(Extracted records)
- - -
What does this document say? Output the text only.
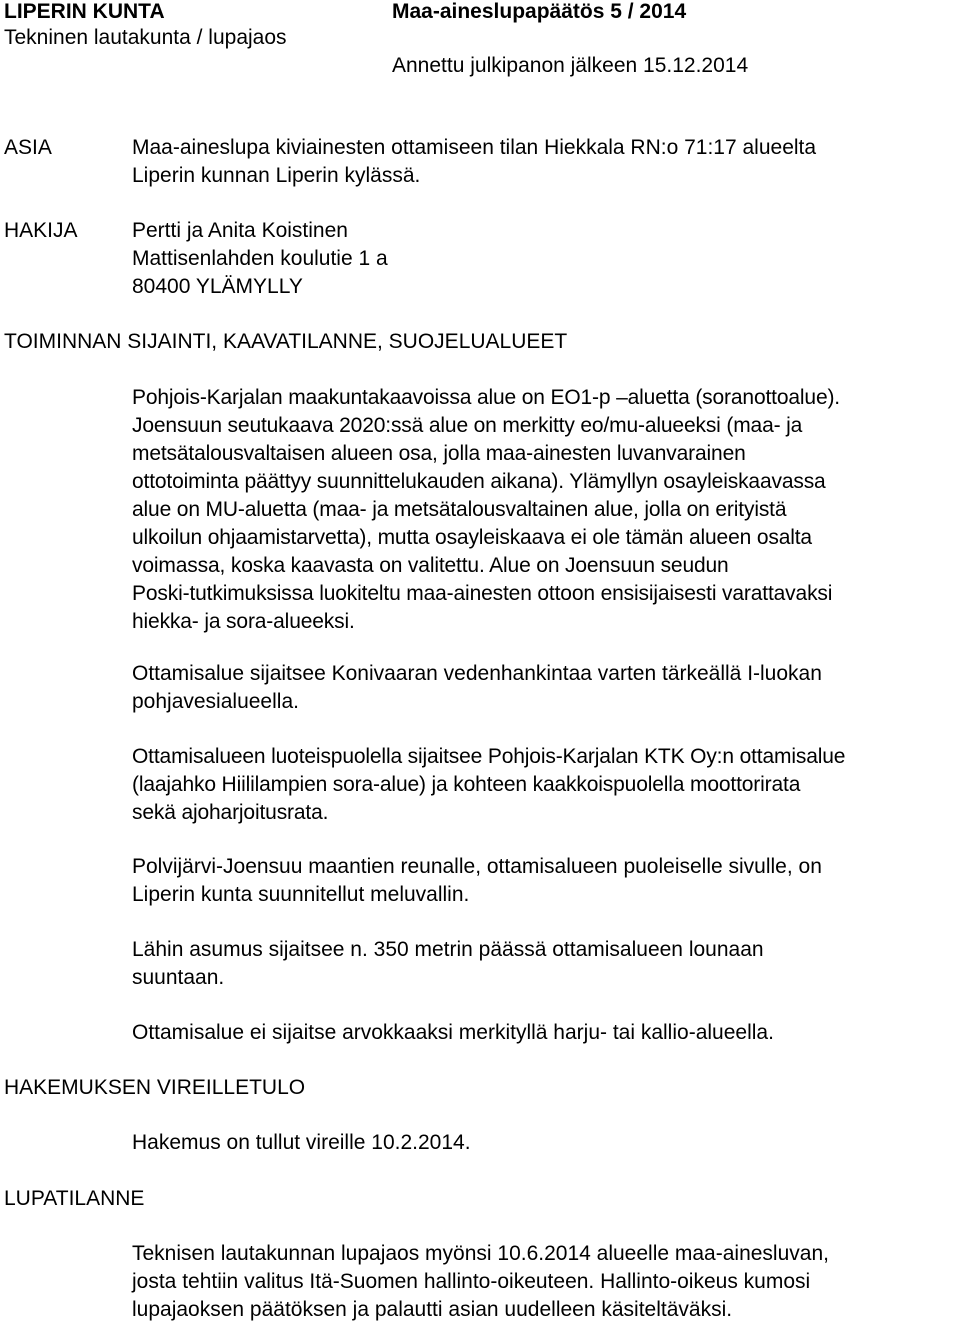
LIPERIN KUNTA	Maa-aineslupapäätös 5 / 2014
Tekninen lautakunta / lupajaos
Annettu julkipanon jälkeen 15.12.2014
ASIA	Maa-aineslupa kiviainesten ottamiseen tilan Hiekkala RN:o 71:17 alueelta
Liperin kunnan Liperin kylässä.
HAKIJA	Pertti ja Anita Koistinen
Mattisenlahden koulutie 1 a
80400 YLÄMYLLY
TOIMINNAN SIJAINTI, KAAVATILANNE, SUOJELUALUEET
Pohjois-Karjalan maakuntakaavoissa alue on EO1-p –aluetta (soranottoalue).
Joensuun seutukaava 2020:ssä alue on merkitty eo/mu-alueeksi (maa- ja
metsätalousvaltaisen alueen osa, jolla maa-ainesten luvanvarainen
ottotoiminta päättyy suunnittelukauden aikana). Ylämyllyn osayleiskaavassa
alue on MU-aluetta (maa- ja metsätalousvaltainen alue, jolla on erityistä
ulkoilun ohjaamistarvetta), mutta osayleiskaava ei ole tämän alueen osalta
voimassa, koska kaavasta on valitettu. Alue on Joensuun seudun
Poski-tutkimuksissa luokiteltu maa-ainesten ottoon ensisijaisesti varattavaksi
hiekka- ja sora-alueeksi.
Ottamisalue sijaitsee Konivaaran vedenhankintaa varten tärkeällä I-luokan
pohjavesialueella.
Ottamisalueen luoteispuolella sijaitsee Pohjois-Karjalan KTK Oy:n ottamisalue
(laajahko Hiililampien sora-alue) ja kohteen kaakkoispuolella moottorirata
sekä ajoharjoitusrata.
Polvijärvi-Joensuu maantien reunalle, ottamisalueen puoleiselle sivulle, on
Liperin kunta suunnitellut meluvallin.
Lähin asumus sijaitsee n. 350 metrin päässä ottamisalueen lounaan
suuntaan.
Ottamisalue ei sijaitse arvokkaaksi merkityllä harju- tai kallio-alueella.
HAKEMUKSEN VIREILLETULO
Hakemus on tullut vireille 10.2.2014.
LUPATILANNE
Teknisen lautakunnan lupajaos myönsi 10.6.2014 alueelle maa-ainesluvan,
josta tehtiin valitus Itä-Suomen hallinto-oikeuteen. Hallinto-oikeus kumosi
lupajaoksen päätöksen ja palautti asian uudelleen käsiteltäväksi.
- - -
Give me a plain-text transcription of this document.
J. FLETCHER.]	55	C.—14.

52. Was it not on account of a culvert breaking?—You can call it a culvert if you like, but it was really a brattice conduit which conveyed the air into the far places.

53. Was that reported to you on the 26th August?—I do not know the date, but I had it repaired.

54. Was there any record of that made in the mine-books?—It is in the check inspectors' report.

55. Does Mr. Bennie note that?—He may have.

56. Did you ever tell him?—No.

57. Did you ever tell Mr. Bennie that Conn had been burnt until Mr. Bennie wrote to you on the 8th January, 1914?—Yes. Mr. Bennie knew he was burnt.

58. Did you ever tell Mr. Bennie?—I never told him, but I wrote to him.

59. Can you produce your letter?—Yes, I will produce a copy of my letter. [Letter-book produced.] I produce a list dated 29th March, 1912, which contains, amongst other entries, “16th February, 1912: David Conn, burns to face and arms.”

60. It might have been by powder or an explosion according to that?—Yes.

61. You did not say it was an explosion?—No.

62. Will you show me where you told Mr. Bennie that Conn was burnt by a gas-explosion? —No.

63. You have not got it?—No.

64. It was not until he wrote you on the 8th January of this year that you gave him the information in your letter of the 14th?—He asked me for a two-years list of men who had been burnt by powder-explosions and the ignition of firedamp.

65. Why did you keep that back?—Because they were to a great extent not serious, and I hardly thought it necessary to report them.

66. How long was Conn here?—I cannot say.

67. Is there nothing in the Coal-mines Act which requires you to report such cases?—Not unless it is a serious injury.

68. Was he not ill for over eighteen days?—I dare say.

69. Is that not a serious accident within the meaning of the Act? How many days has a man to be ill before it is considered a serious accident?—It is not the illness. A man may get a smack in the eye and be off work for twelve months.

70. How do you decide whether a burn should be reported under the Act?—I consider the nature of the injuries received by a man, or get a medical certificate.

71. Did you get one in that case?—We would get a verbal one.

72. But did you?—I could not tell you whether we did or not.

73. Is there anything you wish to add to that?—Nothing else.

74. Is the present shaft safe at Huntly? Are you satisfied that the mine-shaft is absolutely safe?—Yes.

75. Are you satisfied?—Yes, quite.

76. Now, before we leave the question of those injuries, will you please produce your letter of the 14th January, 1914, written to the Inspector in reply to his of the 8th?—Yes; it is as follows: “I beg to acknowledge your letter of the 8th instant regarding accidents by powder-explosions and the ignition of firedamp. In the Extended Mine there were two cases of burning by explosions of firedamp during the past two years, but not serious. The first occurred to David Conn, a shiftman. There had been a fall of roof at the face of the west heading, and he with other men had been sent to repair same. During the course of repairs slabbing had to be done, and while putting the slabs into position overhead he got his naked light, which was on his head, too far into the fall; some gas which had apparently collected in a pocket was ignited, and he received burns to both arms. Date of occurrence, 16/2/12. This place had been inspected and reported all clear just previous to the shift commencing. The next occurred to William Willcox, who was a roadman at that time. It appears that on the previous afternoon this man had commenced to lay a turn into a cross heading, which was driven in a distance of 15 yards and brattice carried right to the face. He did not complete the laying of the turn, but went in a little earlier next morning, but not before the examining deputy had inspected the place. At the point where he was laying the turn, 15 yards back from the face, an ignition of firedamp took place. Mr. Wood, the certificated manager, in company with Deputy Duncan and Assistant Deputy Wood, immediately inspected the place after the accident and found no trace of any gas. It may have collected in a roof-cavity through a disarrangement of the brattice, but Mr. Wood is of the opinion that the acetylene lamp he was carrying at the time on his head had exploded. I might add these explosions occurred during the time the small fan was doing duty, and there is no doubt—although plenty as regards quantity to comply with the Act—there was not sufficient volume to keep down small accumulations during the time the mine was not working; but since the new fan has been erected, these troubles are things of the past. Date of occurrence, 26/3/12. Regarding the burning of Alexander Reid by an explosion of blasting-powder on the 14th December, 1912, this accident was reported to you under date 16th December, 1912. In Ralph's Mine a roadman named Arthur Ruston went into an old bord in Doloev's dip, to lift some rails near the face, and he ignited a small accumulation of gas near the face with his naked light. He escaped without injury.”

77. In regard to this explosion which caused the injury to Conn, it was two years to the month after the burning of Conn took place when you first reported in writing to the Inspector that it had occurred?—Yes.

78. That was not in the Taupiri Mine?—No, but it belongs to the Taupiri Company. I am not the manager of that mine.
- - -
Scan the records above for the string "sijaitsee", then report every line that contains it.

_Correct answer_:
Ottamisalue sijaitsee Konivaaran vedenhankintaa varten tärkeällä I-luokan
Ottamisalueen luoteispuolella sijaitsee Pohjois-Karjalan KTK Oy:n ottamisalue
Lähin asumus sijaitsee n. 350 metrin päässä ottamisalueen lounaan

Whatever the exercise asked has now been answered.